Only the pictures stay out; every record is to be quoted exactly.

=== Excerpted data ===

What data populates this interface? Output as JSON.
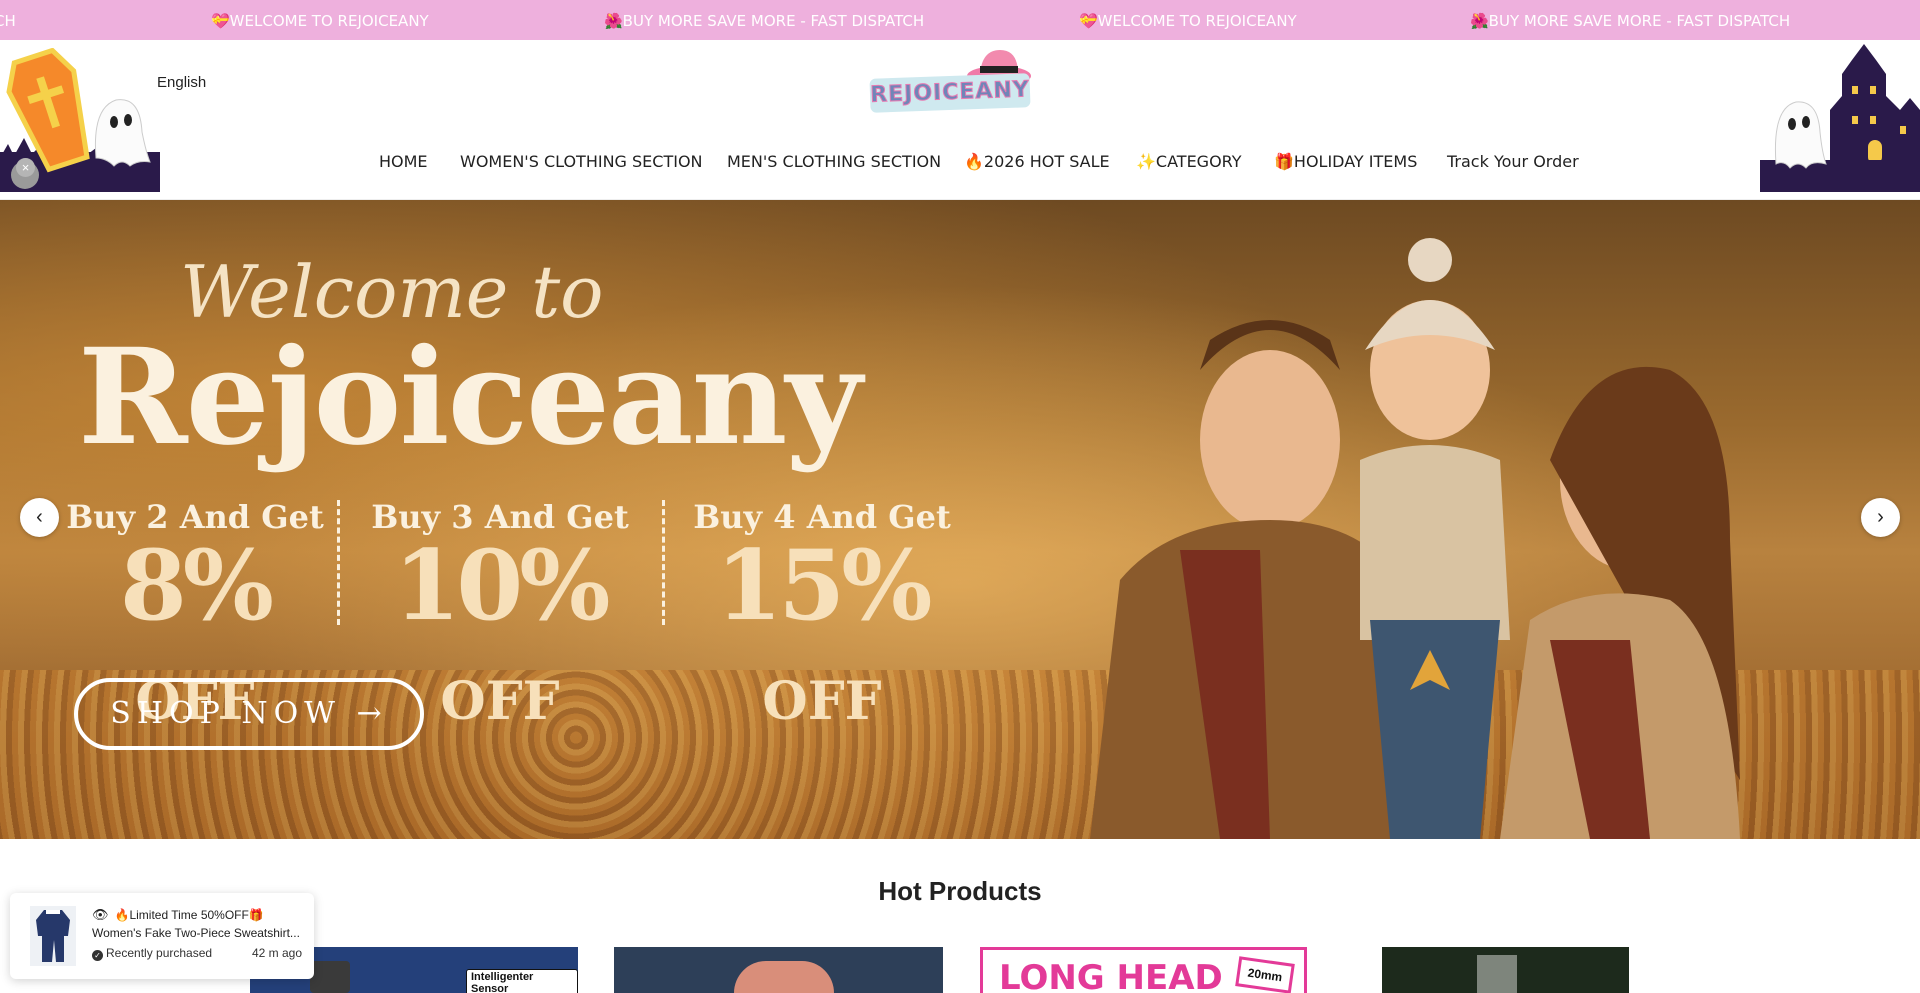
{
  "announcement": {
    "items": [
      "CH",
      "💝WELCOME TO REJOICEANY",
      "🌺BUY MORE SAVE MORE - FAST DISPATCH",
      "💝WELCOME TO REJOICEANY",
      "🌺BUY MORE SAVE MORE - FAST DISPATCH"
    ]
  },
  "header": {
    "language": "English",
    "logo_text": "REJOICEANY",
    "close_icon": "×"
  },
  "nav": {
    "items": [
      "HOME",
      "WOMEN'S CLOTHING SECTION",
      "MEN'S CLOTHING SECTION",
      "🔥2026 HOT SALE",
      "✨CATEGORY",
      "🎁HOLIDAY ITEMS",
      "Track Your Order"
    ]
  },
  "hero": {
    "welcome": "Welcome to",
    "brand": "Rejoiceany",
    "offers": [
      {
        "line1": "Buy 2 And Get",
        "pct": "8%",
        "off": "OFF"
      },
      {
        "line1": "Buy 3 And Get",
        "pct": "10%",
        "off": "OFF"
      },
      {
        "line1": "Buy 4 And Get",
        "pct": "15%",
        "off": "OFF"
      }
    ],
    "cta": "SHOP NOW →",
    "prev_icon": "‹",
    "next_icon": "›"
  },
  "products_section": {
    "title": "Hot Products",
    "card_labels": [
      "Intelligenter Sensor",
      "LONG HEAD",
      "20mm"
    ]
  },
  "purchase_popup": {
    "headline": "🔥Limited Time 50%OFF🎁",
    "product": "Women's Fake Two-Piece Sweatshirt...",
    "status": "Recently purchased",
    "time": "42 m ago"
  },
  "colors": {
    "announcement_bg": "#eeb0dd",
    "text": "#222222"
  }
}
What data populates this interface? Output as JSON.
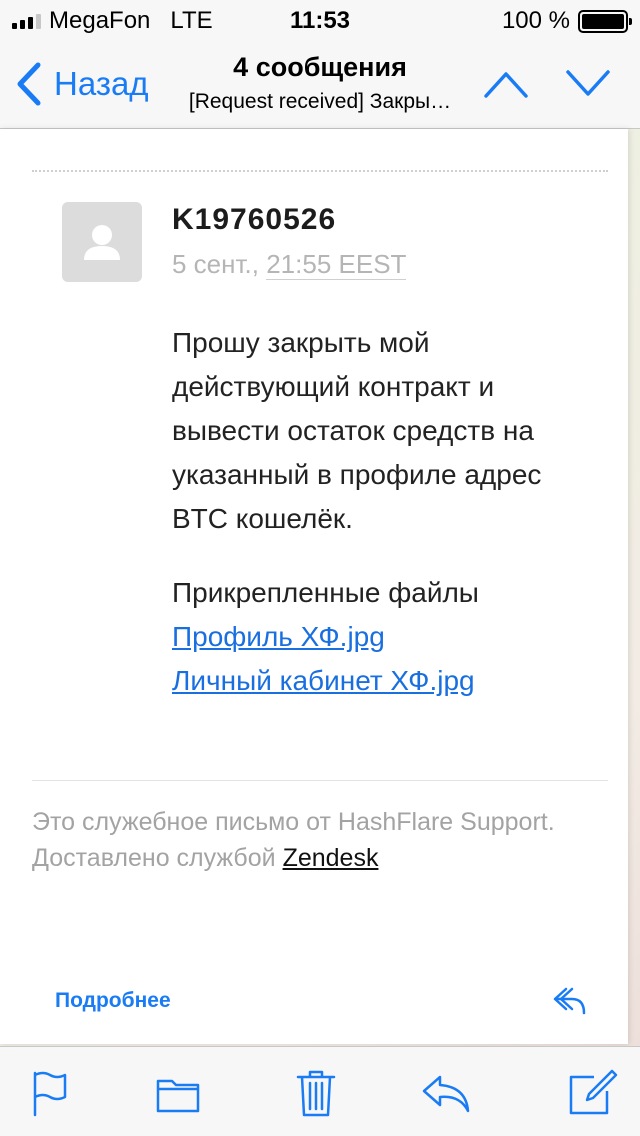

===

- _Response below_
What data populates this interface? Output as JSON.
{
  "announcement": {
    "items": [
      "CH",
      "💝WELCOME TO REJOICEANY",
      "🌺BUY MORE SAVE MORE - FAST DISPATCH",
      "💝WELCOME TO REJOICEANY",
      "🌺BUY MORE SAVE MORE - FAST DISPATCH"
    ]
  },
  "header": {
    "language": "English",
    "logo_text": "REJOICEANY",
    "close_icon": "×"
  },
  "nav": {
    "items": [
      "HOME",
      "WOMEN'S CLOTHING SECTION",
      "MEN'S CLOTHING SECTION",
      "🔥2026 HOT SALE",
      "✨CATEGORY",
      "🎁HOLIDAY ITEMS",
      "Track Your Order"
    ]
  },
  "hero": {
    "welcome": "Welcome to",
    "brand": "Rejoiceany",
    "offers": [
      {
        "line1": "Buy 2 And Get",
        "pct": "8%",
        "off": "OFF"
      },
      {
        "line1": "Buy 3 And Get",
        "pct": "10%",
        "off": "OFF"
      },
      {
        "line1": "Buy 4 And Get",
        "pct": "15%",
        "off": "OFF"
      }
    ],
    "cta": "SHOP NOW →",
    "prev_icon": "‹",
    "next_icon": "›"
  },
  "products_section": {
    "title": "Hot Products",
    "card_labels": [
      "Intelligenter Sensor",
      "LONG HEAD",
      "20mm"
    ]
  },
  "purchase_popup": {
    "headline": "🔥Limited Time 50%OFF🎁",
    "product": "Women's Fake Two-Piece Sweatshirt...",
    "status": "Recently purchased",
    "time": "42 m ago"
  },
  "colors": {
    "announcement_bg": "#eeb0dd",
    "text": "#222222"
  }
}
What data populates this interface? Output as JSON.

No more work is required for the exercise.